Output the full listing word for word.

[RECORDS PROVIDED]:
_ _ _ _ _ _ _

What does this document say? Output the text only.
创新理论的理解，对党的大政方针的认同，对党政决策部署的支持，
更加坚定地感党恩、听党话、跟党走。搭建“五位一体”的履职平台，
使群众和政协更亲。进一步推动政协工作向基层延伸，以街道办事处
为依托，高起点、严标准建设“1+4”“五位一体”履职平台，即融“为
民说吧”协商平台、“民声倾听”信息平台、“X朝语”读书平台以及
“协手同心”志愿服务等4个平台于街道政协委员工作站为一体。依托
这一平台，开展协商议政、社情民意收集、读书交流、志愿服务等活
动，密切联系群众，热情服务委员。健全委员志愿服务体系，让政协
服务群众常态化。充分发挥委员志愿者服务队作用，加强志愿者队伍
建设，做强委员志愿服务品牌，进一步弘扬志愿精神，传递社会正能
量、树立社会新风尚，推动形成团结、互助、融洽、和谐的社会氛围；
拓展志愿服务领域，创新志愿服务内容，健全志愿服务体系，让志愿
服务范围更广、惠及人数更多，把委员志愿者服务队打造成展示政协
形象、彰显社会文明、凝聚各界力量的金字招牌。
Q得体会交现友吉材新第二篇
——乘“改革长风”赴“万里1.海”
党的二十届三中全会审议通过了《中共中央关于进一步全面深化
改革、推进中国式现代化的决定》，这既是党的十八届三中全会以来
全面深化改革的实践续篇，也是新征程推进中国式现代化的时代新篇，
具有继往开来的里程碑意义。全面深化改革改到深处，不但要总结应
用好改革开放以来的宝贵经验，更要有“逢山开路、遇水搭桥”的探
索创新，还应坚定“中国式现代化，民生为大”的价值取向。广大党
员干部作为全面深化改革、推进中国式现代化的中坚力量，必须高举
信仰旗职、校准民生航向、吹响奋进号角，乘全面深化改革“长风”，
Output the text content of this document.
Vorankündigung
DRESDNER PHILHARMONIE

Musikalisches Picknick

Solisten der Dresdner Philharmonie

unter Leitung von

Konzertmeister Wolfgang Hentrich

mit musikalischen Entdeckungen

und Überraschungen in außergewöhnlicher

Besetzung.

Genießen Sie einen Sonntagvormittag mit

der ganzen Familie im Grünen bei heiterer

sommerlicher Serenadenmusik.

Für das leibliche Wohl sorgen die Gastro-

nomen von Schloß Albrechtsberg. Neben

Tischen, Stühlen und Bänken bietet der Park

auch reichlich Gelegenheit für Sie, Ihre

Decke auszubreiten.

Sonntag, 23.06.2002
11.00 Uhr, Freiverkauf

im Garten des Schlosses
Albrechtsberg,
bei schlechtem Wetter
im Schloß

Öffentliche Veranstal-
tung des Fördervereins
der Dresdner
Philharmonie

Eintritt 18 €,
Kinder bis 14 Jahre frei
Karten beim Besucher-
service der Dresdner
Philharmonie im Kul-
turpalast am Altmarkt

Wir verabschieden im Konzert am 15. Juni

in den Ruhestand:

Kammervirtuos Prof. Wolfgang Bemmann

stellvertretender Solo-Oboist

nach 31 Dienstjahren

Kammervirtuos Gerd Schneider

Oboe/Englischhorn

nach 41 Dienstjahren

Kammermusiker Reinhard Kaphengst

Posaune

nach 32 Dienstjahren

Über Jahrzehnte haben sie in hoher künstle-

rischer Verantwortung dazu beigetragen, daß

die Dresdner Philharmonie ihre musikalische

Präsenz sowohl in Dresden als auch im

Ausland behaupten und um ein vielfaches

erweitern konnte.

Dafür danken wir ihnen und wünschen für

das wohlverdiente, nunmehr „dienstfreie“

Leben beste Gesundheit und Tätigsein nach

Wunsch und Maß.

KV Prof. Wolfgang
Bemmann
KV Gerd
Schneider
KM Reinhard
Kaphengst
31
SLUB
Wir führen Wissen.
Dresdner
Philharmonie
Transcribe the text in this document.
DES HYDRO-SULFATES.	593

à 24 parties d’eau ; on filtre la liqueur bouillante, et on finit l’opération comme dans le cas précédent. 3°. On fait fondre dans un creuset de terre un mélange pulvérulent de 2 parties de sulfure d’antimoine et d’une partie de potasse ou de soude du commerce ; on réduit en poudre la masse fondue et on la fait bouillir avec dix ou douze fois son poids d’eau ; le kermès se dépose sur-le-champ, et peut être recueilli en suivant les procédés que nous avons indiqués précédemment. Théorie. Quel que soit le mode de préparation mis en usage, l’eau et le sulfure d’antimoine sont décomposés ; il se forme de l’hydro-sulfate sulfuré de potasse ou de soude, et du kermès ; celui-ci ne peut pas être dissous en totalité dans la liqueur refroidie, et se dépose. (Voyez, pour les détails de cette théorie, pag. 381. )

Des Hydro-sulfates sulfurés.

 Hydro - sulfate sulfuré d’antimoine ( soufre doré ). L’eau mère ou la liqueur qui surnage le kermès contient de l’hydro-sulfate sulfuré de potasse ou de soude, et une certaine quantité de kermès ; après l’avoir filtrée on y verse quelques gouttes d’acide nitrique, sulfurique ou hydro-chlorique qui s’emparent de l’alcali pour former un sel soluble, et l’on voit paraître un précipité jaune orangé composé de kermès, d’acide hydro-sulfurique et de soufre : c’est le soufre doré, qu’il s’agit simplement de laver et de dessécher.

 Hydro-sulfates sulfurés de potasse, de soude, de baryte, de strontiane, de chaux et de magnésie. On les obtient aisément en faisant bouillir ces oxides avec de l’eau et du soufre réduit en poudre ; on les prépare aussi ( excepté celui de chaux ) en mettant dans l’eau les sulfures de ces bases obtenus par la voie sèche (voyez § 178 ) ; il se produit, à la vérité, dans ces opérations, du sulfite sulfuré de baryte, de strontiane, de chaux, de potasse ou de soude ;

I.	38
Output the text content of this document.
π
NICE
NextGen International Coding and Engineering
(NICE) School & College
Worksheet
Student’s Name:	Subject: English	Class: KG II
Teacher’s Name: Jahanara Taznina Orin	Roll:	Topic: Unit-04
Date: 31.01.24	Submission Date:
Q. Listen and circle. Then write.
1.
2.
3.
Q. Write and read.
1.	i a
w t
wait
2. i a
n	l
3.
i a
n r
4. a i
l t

_ _ _ _ _ _ _

[TASK ANSWER]:
What does this document say? Output the text only.
创新理论的理解，对党的大政方针的认同，对党政决策部署的支持，
更加坚定地感党恩、听党话、跟党走。搭建“五位一体”的履职平台，
使群众和政协更亲。进一步推动政协工作向基层延伸，以街道办事处
为依托，高起点、严标准建设“1+4”“五位一体”履职平台，即融“为
民说吧”协商平台、“民声倾听”信息平台、“X朝语”读书平台以及
“协手同心”志愿服务等4个平台于街道政协委员工作站为一体。依托
这一平台，开展协商议政、社情民意收集、读书交流、志愿服务等活
动，密切联系群众，热情服务委员。健全委员志愿服务体系，让政协
服务群众常态化。充分发挥委员志愿者服务队作用，加强志愿者队伍
建设，做强委员志愿服务品牌，进一步弘扬志愿精神，传递社会正能
量、树立社会新风尚，推动形成团结、互助、融洽、和谐的社会氛围；
拓展志愿服务领域，创新志愿服务内容，健全志愿服务体系，让志愿
服务范围更广、惠及人数更多，把委员志愿者服务队打造成展示政协
形象、彰显社会文明、凝聚各界力量的金字招牌。
Q得体会交现友吉材新第二篇
——乘“改革长风”赴“万里1.海”
党的二十届三中全会审议通过了《中共中央关于进一步全面深化
改革、推进中国式现代化的决定》，这既是党的十八届三中全会以来
全面深化改革的实践续篇，也是新征程推进中国式现代化的时代新篇，
具有继往开来的里程碑意义。全面深化改革改到深处，不但要总结应
用好改革开放以来的宝贵经验，更要有“逢山开路、遇水搭桥”的探
索创新，还应坚定“中国式现代化，民生为大”的价值取向。广大党
员干部作为全面深化改革、推进中国式现代化的中坚力量，必须高举
信仰旗职、校准民生航向、吹响奋进号角，乘全面深化改革“长风”，
Output the text content of this document.
Vorankündigung
DRESDNER PHILHARMONIE

Musikalisches Picknick

Solisten der Dresdner Philharmonie

unter Leitung von

Konzertmeister Wolfgang Hentrich

mit musikalischen Entdeckungen

und Überraschungen in außergewöhnlicher

Besetzung.

Genießen Sie einen Sonntagvormittag mit

der ganzen Familie im Grünen bei heiterer

sommerlicher Serenadenmusik.

Für das leibliche Wohl sorgen die Gastro-

nomen von Schloß Albrechtsberg. Neben

Tischen, Stühlen und Bänken bietet der Park

auch reichlich Gelegenheit für Sie, Ihre

Decke auszubreiten.

Sonntag, 23.06.2002
11.00 Uhr, Freiverkauf

im Garten des Schlosses
Albrechtsberg,
bei schlechtem Wetter
im Schloß

Öffentliche Veranstal-
tung des Fördervereins
der Dresdner
Philharmonie

Eintritt 18 €,
Kinder bis 14 Jahre frei
Karten beim Besucher-
service der Dresdner
Philharmonie im Kul-
turpalast am Altmarkt

Wir verabschieden im Konzert am 15. Juni

in den Ruhestand:

Kammervirtuos Prof. Wolfgang Bemmann

stellvertretender Solo-Oboist

nach 31 Dienstjahren

Kammervirtuos Gerd Schneider

Oboe/Englischhorn

nach 41 Dienstjahren

Kammermusiker Reinhard Kaphengst

Posaune

nach 32 Dienstjahren

Über Jahrzehnte haben sie in hoher künstle-

rischer Verantwortung dazu beigetragen, daß

die Dresdner Philharmonie ihre musikalische

Präsenz sowohl in Dresden als auch im

Ausland behaupten und um ein vielfaches

erweitern konnte.

Dafür danken wir ihnen und wünschen für

das wohlverdiente, nunmehr „dienstfreie“

Leben beste Gesundheit und Tätigsein nach

Wunsch und Maß.

KV Prof. Wolfgang
Bemmann
KV Gerd
Schneider
KM Reinhard
Kaphengst
31
SLUB
Wir führen Wissen.
Dresdner
Philharmonie
Transcribe the text in this document.
DES HYDRO-SULFATES.	593

à 24 parties d’eau ; on filtre la liqueur bouillante, et on finit l’opération comme dans le cas précédent. 3°. On fait fondre dans un creuset de terre un mélange pulvérulent de 2 parties de sulfure d’antimoine et d’une partie de potasse ou de soude du commerce ; on réduit en poudre la masse fondue et on la fait bouillir avec dix ou douze fois son poids d’eau ; le kermès se dépose sur-le-champ, et peut être recueilli en suivant les procédés que nous avons indiqués précédemment. Théorie. Quel que soit le mode de préparation mis en usage, l’eau et le sulfure d’antimoine sont décomposés ; il se forme de l’hydro-sulfate sulfuré de potasse ou de soude, et du kermès ; celui-ci ne peut pas être dissous en totalité dans la liqueur refroidie, et se dépose. (Voyez, pour les détails de cette théorie, pag. 381. )

Des Hydro-sulfates sulfurés.

 Hydro - sulfate sulfuré d’antimoine ( soufre doré ). L’eau mère ou la liqueur qui surnage le kermès contient de l’hydro-sulfate sulfuré de potasse ou de soude, et une certaine quantité de kermès ; après l’avoir filtrée on y verse quelques gouttes d’acide nitrique, sulfurique ou hydro-chlorique qui s’emparent de l’alcali pour former un sel soluble, et l’on voit paraître un précipité jaune orangé composé de kermès, d’acide hydro-sulfurique et de soufre : c’est le soufre doré, qu’il s’agit simplement de laver et de dessécher.

 Hydro-sulfates sulfurés de potasse, de soude, de baryte, de strontiane, de chaux et de magnésie. On les obtient aisément en faisant bouillir ces oxides avec de l’eau et du soufre réduit en poudre ; on les prépare aussi ( excepté celui de chaux ) en mettant dans l’eau les sulfures de ces bases obtenus par la voie sèche (voyez § 178 ) ; il se produit, à la vérité, dans ces opérations, du sulfite sulfuré de baryte, de strontiane, de chaux, de potasse ou de soude ;

I.	38
Output the text content of this document.
π
NICE
NextGen International Coding and Engineering
(NICE) School & College
Worksheet
Student’s Name:	Subject: English	Class: KG II
Teacher’s Name: Jahanara Taznina Orin	Roll:	Topic: Unit-04
Date: 31.01.24	Submission Date:
Q. Listen and circle. Then write.
1.
2.
3.
Q. Write and read.
1.	i a
w t
wait
2. i a
n	l
3.
i a
n r
4. a i
l t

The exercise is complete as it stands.